**EXTRACTED INFORMATION:**
===============
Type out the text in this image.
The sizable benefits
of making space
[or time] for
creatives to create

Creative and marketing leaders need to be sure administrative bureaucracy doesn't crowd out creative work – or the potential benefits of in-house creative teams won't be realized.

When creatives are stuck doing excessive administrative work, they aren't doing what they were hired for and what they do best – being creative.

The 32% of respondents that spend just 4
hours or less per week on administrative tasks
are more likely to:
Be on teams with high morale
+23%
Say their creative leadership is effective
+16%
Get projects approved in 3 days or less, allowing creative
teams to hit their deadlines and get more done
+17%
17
===============
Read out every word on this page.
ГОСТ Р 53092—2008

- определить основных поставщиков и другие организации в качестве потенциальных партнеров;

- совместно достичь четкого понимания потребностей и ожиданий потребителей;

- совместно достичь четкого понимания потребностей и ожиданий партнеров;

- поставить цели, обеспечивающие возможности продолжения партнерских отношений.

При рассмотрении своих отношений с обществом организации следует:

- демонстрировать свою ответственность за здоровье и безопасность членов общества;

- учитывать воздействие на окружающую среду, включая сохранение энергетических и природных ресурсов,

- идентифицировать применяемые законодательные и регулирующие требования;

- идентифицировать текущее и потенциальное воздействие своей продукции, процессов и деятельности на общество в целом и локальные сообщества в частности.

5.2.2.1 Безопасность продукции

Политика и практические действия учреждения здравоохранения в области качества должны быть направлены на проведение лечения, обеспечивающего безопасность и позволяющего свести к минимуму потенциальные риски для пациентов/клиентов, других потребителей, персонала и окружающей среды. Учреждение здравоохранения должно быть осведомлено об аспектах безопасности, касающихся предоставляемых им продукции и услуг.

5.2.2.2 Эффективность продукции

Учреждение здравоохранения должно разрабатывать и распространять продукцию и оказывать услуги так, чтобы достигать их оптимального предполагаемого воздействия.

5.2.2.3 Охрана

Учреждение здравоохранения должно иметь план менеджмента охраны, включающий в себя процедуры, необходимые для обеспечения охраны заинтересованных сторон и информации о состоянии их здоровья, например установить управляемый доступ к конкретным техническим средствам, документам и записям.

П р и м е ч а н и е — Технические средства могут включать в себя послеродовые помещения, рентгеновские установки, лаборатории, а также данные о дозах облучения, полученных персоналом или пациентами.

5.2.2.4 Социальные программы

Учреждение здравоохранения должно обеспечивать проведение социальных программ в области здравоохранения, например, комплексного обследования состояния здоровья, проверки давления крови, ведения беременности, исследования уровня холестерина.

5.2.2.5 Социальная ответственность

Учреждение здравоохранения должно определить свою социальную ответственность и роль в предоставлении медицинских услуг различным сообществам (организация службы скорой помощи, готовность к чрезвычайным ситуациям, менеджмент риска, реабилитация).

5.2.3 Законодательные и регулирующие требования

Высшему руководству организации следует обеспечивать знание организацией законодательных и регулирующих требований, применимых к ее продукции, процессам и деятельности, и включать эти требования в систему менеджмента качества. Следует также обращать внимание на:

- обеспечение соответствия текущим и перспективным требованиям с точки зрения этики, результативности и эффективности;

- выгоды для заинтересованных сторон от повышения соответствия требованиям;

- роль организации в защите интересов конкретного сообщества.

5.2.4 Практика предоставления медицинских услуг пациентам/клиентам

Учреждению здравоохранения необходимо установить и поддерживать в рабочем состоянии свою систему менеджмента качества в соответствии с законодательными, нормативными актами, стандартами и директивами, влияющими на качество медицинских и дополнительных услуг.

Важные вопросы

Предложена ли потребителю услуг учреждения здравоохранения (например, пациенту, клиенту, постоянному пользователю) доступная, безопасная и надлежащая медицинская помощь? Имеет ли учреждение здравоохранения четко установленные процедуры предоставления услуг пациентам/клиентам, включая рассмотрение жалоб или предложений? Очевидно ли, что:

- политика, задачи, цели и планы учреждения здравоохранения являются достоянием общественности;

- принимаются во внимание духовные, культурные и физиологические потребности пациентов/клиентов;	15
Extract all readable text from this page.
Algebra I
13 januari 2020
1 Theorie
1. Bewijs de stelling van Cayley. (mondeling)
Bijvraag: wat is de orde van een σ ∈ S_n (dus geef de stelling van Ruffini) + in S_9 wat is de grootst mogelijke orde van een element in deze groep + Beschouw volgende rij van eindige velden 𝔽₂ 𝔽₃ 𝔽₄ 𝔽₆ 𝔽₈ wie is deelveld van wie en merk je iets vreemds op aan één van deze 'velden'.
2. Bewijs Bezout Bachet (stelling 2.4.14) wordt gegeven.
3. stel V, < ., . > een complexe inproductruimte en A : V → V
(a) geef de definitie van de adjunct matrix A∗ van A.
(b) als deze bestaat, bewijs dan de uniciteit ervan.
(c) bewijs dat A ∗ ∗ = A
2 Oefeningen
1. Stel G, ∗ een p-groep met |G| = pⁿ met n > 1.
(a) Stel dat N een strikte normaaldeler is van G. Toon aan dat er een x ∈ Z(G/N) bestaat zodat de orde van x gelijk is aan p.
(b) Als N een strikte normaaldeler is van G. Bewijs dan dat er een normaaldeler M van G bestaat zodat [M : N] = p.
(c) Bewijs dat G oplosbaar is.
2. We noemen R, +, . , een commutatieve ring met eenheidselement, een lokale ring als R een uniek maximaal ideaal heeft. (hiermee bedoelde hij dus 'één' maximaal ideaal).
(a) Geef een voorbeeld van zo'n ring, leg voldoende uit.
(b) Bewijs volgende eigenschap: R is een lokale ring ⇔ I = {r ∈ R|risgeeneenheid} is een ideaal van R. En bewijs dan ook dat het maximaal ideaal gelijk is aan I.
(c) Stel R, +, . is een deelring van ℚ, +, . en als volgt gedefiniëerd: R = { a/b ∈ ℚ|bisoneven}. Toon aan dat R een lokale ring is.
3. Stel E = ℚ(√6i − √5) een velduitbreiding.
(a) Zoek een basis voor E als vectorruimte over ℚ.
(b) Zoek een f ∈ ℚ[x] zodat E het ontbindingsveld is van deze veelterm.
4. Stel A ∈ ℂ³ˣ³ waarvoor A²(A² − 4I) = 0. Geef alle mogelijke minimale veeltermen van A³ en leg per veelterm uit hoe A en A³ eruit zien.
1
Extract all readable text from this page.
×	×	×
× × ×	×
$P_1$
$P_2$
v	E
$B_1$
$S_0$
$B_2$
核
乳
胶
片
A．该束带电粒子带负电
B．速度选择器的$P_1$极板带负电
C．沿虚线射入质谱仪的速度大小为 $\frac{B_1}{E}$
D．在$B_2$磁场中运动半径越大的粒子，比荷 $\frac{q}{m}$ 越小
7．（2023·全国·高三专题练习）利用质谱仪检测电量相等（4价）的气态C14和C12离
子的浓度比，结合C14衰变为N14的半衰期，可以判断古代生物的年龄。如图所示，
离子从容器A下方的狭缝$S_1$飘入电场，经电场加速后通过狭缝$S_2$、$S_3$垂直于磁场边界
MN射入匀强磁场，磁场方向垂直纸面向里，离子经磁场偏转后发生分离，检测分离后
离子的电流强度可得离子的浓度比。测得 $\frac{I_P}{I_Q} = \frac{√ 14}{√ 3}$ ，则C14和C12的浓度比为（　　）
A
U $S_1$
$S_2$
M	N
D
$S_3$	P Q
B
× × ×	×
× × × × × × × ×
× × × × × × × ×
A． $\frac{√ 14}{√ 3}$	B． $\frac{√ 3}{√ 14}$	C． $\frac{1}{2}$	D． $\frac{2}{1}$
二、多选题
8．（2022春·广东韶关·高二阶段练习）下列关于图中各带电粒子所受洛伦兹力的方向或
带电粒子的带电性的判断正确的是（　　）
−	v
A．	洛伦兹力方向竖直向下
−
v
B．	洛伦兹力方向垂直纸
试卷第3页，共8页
===============
**INSTRUCTION:** Copy all lines of the listing above that contain the string "more".

**RESPONSE:**
are more likely to:
teams to hit their deadlines and get more done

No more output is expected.